## RECORDED INFORMATION
— START —

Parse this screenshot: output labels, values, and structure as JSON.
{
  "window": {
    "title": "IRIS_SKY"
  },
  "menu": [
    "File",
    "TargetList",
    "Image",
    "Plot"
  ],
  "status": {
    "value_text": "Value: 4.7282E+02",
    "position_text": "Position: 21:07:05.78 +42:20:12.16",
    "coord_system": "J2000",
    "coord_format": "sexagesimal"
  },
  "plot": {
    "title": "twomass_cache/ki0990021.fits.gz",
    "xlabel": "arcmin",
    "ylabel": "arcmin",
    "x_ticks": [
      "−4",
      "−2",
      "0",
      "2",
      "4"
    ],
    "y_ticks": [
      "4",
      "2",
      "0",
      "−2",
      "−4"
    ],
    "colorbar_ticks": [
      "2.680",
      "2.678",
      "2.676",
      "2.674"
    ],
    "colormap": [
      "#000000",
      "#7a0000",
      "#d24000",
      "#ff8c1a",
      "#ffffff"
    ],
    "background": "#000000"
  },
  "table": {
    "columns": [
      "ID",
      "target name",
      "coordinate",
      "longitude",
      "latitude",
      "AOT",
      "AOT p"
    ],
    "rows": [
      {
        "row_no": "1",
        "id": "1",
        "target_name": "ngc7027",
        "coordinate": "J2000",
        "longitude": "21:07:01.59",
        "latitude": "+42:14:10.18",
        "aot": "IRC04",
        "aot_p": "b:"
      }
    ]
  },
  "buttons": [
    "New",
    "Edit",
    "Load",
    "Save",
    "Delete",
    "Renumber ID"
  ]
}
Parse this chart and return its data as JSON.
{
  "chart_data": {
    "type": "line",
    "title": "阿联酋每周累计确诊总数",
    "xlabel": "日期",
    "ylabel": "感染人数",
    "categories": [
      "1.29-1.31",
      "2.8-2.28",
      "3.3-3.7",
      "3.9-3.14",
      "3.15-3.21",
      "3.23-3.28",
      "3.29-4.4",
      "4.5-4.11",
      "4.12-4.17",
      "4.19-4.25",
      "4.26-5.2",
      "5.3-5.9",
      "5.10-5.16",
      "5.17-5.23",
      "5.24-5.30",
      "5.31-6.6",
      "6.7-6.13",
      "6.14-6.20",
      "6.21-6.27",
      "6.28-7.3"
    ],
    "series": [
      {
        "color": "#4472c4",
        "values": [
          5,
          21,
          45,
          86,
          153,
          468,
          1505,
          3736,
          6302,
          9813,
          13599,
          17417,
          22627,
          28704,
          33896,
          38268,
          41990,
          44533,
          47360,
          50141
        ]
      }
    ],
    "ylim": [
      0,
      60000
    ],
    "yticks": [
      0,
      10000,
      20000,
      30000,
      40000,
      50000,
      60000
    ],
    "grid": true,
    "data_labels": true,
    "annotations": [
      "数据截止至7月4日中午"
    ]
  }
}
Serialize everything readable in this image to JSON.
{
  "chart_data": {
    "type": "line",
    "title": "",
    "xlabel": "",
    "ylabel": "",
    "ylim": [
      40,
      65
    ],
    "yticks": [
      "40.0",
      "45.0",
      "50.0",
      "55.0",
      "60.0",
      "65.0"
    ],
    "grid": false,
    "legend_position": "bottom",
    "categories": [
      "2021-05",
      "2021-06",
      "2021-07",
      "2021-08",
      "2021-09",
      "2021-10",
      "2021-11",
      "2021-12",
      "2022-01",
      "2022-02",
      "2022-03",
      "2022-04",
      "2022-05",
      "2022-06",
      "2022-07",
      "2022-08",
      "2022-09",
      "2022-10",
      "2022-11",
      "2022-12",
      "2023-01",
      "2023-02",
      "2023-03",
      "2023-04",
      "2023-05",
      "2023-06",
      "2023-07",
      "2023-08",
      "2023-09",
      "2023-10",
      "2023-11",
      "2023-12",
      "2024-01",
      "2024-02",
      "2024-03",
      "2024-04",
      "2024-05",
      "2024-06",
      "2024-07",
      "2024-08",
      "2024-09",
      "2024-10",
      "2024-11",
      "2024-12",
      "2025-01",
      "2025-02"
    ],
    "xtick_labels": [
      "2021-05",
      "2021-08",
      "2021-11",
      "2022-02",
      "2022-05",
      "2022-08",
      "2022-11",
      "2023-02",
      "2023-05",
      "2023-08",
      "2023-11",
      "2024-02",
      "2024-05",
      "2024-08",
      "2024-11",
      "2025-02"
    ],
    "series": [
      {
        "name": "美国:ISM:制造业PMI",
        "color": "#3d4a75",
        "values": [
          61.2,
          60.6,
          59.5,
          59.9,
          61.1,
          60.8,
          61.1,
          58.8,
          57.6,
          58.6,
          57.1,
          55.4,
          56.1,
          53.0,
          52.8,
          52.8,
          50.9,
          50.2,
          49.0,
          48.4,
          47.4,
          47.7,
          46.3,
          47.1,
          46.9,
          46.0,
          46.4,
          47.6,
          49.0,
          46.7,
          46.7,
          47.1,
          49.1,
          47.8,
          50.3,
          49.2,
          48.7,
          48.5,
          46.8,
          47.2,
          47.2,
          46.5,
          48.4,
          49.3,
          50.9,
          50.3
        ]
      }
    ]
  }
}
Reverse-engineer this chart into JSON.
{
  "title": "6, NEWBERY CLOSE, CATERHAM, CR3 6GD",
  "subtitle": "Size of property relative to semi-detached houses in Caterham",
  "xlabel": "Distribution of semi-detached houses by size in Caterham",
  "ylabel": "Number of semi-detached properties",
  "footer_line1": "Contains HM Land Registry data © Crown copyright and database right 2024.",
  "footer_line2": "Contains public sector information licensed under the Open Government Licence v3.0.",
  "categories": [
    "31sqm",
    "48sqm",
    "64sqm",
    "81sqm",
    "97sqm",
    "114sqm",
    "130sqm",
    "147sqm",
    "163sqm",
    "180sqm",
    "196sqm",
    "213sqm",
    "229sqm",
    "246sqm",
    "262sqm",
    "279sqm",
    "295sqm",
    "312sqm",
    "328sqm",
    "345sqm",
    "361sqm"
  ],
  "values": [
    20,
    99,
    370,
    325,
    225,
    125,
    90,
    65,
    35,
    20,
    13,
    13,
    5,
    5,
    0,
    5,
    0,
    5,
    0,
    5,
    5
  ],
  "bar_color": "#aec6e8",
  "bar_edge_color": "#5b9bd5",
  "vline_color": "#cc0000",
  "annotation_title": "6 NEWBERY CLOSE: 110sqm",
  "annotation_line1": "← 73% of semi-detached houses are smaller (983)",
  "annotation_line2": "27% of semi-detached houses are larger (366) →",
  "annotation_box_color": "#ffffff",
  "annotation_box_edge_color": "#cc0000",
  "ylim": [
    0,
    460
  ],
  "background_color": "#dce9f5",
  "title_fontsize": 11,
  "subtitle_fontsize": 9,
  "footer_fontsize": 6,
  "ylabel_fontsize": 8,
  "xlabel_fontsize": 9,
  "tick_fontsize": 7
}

— END —

## DIRECTIONS FOR THIS TASK
Quote all of the entries exactly as they appear.

## SOLUTION
Parse this screenshot: output labels, values, and structure as JSON.
{
  "window": {
    "title": "IRIS_SKY"
  },
  "menu": [
    "File",
    "TargetList",
    "Image",
    "Plot"
  ],
  "status": {
    "value_text": "Value: 4.7282E+02",
    "position_text": "Position: 21:07:05.78 +42:20:12.16",
    "coord_system": "J2000",
    "coord_format": "sexagesimal"
  },
  "plot": {
    "title": "twomass_cache/ki0990021.fits.gz",
    "xlabel": "arcmin",
    "ylabel": "arcmin",
    "x_ticks": [
      "−4",
      "−2",
      "0",
      "2",
      "4"
    ],
    "y_ticks": [
      "4",
      "2",
      "0",
      "−2",
      "−4"
    ],
    "colorbar_ticks": [
      "2.680",
      "2.678",
      "2.676",
      "2.674"
    ],
    "colormap": [
      "#000000",
      "#7a0000",
      "#d24000",
      "#ff8c1a",
      "#ffffff"
    ],
    "background": "#000000"
  },
  "table": {
    "columns": [
      "ID",
      "target name",
      "coordinate",
      "longitude",
      "latitude",
      "AOT",
      "AOT p"
    ],
    "rows": [
      {
        "row_no": "1",
        "id": "1",
        "target_name": "ngc7027",
        "coordinate": "J2000",
        "longitude": "21:07:01.59",
        "latitude": "+42:14:10.18",
        "aot": "IRC04",
        "aot_p": "b:"
      }
    ]
  },
  "buttons": [
    "New",
    "Edit",
    "Load",
    "Save",
    "Delete",
    "Renumber ID"
  ]
}
Parse this chart and return its data as JSON.
{
  "chart_data": {
    "type": "line",
    "title": "阿联酋每周累计确诊总数",
    "xlabel": "日期",
    "ylabel": "感染人数",
    "categories": [
      "1.29-1.31",
      "2.8-2.28",
      "3.3-3.7",
      "3.9-3.14",
      "3.15-3.21",
      "3.23-3.28",
      "3.29-4.4",
      "4.5-4.11",
      "4.12-4.17",
      "4.19-4.25",
      "4.26-5.2",
      "5.3-5.9",
      "5.10-5.16",
      "5.17-5.23",
      "5.24-5.30",
      "5.31-6.6",
      "6.7-6.13",
      "6.14-6.20",
      "6.21-6.27",
      "6.28-7.3"
    ],
    "series": [
      {
        "color": "#4472c4",
        "values": [
          5,
          21,
          45,
          86,
          153,
          468,
          1505,
          3736,
          6302,
          9813,
          13599,
          17417,
          22627,
          28704,
          33896,
          38268,
          41990,
          44533,
          47360,
          50141
        ]
      }
    ],
    "ylim": [
      0,
      60000
    ],
    "yticks": [
      0,
      10000,
      20000,
      30000,
      40000,
      50000,
      60000
    ],
    "grid": true,
    "data_labels": true,
    "annotations": [
      "数据截止至7月4日中午"
    ]
  }
}
Serialize everything readable in this image to JSON.
{
  "chart_data": {
    "type": "line",
    "title": "",
    "xlabel": "",
    "ylabel": "",
    "ylim": [
      40,
      65
    ],
    "yticks": [
      "40.0",
      "45.0",
      "50.0",
      "55.0",
      "60.0",
      "65.0"
    ],
    "grid": false,
    "legend_position": "bottom",
    "categories": [
      "2021-05",
      "2021-06",
      "2021-07",
      "2021-08",
      "2021-09",
      "2021-10",
      "2021-11",
      "2021-12",
      "2022-01",
      "2022-02",
      "2022-03",
      "2022-04",
      "2022-05",
      "2022-06",
      "2022-07",
      "2022-08",
      "2022-09",
      "2022-10",
      "2022-11",
      "2022-12",
      "2023-01",
      "2023-02",
      "2023-03",
      "2023-04",
      "2023-05",
      "2023-06",
      "2023-07",
      "2023-08",
      "2023-09",
      "2023-10",
      "2023-11",
      "2023-12",
      "2024-01",
      "2024-02",
      "2024-03",
      "2024-04",
      "2024-05",
      "2024-06",
      "2024-07",
      "2024-08",
      "2024-09",
      "2024-10",
      "2024-11",
      "2024-12",
      "2025-01",
      "2025-02"
    ],
    "xtick_labels": [
      "2021-05",
      "2021-08",
      "2021-11",
      "2022-02",
      "2022-05",
      "2022-08",
      "2022-11",
      "2023-02",
      "2023-05",
      "2023-08",
      "2023-11",
      "2024-02",
      "2024-05",
      "2024-08",
      "2024-11",
      "2025-02"
    ],
    "series": [
      {
        "name": "美国:ISM:制造业PMI",
        "color": "#3d4a75",
        "values": [
          61.2,
          60.6,
          59.5,
          59.9,
          61.1,
          60.8,
          61.1,
          58.8,
          57.6,
          58.6,
          57.1,
          55.4,
          56.1,
          53.0,
          52.8,
          52.8,
          50.9,
          50.2,
          49.0,
          48.4,
          47.4,
          47.7,
          46.3,
          47.1,
          46.9,
          46.0,
          46.4,
          47.6,
          49.0,
          46.7,
          46.7,
          47.1,
          49.1,
          47.8,
          50.3,
          49.2,
          48.7,
          48.5,
          46.8,
          47.2,
          47.2,
          46.5,
          48.4,
          49.3,
          50.9,
          50.3
        ]
      }
    ]
  }
}
Reverse-engineer this chart into JSON.
{
  "title": "6, NEWBERY CLOSE, CATERHAM, CR3 6GD",
  "subtitle": "Size of property relative to semi-detached houses in Caterham",
  "xlabel": "Distribution of semi-detached houses by size in Caterham",
  "ylabel": "Number of semi-detached properties",
  "footer_line1": "Contains HM Land Registry data © Crown copyright and database right 2024.",
  "footer_line2": "Contains public sector information licensed under the Open Government Licence v3.0.",
  "categories": [
    "31sqm",
    "48sqm",
    "64sqm",
    "81sqm",
    "97sqm",
    "114sqm",
    "130sqm",
    "147sqm",
    "163sqm",
    "180sqm",
    "196sqm",
    "213sqm",
    "229sqm",
    "246sqm",
    "262sqm",
    "279sqm",
    "295sqm",
    "312sqm",
    "328sqm",
    "345sqm",
    "361sqm"
  ],
  "values": [
    20,
    99,
    370,
    325,
    225,
    125,
    90,
    65,
    35,
    20,
    13,
    13,
    5,
    5,
    0,
    5,
    0,
    5,
    0,
    5,
    5
  ],
  "bar_color": "#aec6e8",
  "bar_edge_color": "#5b9bd5",
  "vline_color": "#cc0000",
  "annotation_title": "6 NEWBERY CLOSE: 110sqm",
  "annotation_line1": "← 73% of semi-detached houses are smaller (983)",
  "annotation_line2": "27% of semi-detached houses are larger (366) →",
  "annotation_box_color": "#ffffff",
  "annotation_box_edge_color": "#cc0000",
  "ylim": [
    0,
    460
  ],
  "background_color": "#dce9f5",
  "title_fontsize": 11,
  "subtitle_fontsize": 9,
  "footer_fontsize": 6,
  "ylabel_fontsize": 8,
  "xlabel_fontsize": 9,
  "tick_fontsize": 7
}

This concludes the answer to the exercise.